EXERCISE INPUTS:
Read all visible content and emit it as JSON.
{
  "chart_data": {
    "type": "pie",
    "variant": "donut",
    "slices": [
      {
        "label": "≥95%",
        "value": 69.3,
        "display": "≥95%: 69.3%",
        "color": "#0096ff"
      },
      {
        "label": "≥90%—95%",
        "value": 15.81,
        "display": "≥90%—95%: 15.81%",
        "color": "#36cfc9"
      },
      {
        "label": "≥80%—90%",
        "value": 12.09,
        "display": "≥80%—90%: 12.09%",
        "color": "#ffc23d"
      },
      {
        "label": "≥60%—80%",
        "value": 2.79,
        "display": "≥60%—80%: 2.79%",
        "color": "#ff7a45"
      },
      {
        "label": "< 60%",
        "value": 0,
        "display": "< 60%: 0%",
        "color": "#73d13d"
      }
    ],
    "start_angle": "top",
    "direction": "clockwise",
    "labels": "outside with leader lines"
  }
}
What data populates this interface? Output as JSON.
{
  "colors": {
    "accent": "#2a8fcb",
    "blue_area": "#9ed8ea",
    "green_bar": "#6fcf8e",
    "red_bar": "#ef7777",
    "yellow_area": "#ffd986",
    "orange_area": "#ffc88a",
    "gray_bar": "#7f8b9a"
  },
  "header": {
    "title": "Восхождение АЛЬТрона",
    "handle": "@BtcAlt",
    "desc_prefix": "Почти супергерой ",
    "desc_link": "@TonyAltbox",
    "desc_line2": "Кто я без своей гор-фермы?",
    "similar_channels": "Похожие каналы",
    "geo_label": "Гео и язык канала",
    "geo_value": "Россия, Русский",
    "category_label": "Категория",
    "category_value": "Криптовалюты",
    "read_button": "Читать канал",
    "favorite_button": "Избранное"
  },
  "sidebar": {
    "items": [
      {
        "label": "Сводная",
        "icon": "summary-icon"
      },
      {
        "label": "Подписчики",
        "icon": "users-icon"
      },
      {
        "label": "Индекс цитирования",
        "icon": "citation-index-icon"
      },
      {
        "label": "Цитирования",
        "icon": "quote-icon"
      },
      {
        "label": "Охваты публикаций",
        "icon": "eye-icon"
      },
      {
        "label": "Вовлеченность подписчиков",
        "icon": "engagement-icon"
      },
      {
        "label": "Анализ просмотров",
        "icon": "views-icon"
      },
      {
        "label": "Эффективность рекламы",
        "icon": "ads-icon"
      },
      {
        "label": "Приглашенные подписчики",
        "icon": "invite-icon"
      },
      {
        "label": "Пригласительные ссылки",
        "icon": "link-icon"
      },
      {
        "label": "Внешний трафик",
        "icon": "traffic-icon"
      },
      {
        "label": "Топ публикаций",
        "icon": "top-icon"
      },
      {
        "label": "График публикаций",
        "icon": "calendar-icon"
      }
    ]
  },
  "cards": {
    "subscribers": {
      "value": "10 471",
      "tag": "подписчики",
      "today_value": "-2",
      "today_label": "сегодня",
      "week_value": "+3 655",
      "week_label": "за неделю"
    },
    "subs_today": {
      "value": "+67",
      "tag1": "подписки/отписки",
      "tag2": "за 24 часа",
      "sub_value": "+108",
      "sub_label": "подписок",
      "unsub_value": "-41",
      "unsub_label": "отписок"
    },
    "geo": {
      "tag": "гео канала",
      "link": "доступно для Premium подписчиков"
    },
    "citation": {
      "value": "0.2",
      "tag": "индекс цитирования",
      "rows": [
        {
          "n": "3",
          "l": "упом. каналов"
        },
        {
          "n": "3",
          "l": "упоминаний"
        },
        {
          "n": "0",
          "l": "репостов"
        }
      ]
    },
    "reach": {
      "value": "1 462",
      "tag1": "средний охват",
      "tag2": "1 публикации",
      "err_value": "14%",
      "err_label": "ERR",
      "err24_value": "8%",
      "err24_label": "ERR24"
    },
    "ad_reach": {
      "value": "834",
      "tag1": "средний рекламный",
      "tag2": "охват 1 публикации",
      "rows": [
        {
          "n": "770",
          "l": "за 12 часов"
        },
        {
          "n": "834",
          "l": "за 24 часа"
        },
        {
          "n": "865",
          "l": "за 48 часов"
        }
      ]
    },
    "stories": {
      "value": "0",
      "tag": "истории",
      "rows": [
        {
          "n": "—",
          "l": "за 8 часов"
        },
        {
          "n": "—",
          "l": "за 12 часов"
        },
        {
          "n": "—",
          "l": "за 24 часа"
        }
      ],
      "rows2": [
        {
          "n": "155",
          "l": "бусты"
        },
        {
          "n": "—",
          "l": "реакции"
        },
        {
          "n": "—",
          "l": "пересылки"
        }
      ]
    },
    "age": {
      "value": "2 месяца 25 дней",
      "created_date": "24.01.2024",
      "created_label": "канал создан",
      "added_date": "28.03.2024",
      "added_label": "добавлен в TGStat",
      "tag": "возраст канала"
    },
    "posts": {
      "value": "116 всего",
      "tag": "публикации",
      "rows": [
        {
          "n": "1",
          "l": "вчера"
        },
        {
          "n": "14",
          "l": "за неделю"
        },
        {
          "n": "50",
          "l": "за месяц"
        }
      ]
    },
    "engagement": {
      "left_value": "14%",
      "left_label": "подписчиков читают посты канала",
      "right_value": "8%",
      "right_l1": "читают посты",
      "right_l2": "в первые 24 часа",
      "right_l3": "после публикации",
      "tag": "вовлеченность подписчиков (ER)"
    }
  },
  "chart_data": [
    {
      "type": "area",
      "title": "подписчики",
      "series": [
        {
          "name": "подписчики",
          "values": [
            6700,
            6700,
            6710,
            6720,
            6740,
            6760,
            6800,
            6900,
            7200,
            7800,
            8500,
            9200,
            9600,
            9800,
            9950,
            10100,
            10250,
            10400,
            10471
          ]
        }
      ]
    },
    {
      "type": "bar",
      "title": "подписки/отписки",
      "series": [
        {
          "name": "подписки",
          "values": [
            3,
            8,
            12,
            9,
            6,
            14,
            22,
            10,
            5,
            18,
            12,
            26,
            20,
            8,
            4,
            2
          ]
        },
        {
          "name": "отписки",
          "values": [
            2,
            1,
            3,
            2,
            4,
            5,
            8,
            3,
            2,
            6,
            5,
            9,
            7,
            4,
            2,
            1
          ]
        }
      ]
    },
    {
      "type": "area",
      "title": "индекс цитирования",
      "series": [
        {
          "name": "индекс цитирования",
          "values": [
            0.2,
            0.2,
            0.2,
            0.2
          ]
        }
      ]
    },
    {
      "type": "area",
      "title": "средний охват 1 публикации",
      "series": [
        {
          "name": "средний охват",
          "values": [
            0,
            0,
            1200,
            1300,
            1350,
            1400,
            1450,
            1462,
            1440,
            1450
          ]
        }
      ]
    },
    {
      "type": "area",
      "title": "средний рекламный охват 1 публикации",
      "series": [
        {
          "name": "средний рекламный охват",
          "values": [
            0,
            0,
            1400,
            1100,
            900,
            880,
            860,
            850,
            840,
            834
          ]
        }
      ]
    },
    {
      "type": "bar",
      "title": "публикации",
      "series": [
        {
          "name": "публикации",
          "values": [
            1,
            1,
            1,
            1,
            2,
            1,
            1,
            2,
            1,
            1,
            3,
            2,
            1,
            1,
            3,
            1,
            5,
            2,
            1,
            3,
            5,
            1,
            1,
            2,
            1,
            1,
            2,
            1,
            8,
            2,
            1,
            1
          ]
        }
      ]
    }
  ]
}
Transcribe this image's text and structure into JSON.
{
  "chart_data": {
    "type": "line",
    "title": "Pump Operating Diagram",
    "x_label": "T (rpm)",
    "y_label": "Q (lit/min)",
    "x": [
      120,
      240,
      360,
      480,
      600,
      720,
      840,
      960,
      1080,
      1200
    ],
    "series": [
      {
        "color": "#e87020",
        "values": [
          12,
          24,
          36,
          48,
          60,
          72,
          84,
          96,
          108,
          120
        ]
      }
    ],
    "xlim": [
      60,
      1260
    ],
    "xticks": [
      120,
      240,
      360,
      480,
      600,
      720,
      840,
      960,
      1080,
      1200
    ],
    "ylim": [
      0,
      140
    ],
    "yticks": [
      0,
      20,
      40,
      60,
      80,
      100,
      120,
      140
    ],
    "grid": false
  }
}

WHAT THE TASK ASKS: Extract all lines containing the word "читают".

TASK RESULT:
      "left_label": "подписчиков читают посты канала",
      "right_l1": "читают посты",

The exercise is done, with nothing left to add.